_Task details_
Your task is to gather the lines below that hold the string "value".

··· Data to use ···

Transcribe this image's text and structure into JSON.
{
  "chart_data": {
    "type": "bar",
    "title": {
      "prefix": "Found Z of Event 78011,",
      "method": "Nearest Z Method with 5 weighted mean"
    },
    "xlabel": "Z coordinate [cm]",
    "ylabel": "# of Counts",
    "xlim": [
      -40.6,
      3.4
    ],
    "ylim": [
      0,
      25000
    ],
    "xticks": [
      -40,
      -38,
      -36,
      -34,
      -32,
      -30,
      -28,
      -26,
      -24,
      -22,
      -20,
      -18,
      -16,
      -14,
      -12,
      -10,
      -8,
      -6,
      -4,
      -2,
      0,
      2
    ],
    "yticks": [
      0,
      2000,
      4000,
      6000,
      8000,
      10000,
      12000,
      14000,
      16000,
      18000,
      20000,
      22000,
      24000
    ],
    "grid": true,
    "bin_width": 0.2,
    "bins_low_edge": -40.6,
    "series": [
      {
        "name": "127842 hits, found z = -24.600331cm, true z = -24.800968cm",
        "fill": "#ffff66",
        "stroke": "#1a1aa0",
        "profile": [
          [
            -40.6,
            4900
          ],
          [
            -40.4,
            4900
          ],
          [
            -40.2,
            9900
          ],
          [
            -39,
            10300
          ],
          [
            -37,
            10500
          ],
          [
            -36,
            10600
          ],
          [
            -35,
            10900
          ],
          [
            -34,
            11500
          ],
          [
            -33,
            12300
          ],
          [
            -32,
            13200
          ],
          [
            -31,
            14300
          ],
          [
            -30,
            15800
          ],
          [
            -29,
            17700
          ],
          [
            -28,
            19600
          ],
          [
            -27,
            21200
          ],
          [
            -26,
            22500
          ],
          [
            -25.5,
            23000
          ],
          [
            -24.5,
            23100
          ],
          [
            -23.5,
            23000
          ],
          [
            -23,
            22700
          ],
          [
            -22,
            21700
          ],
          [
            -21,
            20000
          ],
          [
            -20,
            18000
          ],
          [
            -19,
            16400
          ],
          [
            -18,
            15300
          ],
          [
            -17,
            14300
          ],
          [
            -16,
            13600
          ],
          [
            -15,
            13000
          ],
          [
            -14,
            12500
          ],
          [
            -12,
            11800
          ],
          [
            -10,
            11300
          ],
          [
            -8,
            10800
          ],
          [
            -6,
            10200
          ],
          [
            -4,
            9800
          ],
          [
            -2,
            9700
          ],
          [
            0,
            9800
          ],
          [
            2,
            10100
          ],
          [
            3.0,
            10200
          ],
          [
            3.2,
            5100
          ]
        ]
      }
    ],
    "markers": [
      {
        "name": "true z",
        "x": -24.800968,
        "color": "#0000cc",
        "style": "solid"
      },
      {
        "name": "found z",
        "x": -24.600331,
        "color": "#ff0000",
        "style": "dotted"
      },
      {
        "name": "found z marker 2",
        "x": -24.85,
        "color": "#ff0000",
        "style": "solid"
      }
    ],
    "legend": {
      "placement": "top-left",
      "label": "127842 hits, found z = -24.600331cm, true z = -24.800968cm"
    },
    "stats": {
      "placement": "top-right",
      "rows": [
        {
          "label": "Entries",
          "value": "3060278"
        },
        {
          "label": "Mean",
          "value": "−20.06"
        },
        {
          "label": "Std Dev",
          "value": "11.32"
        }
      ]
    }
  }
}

···

_Complete output_
          "value": "3060278"
          "value": "−20.06"
          "value": "11.32"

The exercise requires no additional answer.